→ **AIM OF THE TASK**: Tell how many lines in these records contain the string "this", with only the number as the reply.

=-=-=-=-=

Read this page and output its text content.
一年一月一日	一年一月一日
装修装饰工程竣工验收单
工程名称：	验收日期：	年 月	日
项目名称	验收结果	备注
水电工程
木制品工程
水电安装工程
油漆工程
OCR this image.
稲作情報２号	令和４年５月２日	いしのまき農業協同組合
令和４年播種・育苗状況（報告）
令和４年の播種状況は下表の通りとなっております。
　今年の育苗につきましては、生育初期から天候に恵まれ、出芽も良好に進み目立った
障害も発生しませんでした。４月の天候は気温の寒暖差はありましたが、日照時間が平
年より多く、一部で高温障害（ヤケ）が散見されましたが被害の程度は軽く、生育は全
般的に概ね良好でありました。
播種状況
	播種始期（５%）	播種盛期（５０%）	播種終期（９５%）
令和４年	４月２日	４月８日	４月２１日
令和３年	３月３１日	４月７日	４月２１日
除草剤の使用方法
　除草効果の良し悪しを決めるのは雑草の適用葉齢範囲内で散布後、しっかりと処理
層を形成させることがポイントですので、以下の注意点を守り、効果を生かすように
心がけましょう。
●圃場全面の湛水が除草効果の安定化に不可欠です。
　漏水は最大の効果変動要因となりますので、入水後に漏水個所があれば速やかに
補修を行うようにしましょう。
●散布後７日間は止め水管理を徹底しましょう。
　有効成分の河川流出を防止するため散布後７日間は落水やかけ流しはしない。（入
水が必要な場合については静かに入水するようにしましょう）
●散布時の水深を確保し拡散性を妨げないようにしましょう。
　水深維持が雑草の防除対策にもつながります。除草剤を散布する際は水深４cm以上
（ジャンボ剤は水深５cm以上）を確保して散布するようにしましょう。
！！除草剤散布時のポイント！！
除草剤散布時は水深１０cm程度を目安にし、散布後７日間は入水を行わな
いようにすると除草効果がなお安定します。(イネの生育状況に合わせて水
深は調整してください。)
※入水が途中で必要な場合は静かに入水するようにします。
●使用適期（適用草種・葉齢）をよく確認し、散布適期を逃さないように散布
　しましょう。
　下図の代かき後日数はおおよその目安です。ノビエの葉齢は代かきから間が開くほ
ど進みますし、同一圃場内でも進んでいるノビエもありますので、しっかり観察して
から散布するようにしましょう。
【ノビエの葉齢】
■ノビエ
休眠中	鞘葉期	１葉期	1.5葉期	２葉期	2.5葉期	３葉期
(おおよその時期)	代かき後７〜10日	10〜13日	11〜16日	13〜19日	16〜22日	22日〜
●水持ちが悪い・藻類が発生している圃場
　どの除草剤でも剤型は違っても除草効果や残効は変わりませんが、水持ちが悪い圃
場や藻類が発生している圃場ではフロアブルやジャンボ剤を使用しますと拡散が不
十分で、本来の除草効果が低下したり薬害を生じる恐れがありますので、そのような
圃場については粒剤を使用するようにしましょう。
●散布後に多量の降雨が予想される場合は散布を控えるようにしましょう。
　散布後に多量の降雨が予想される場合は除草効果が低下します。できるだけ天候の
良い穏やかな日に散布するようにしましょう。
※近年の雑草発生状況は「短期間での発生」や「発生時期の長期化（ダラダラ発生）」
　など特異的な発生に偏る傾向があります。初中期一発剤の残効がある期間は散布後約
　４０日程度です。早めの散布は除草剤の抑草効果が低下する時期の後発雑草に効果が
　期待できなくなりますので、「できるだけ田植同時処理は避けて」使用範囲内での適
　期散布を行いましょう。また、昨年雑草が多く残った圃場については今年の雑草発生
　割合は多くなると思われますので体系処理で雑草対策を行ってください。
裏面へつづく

=-=-=-=-=

→ **WORKED ANSWER**: 2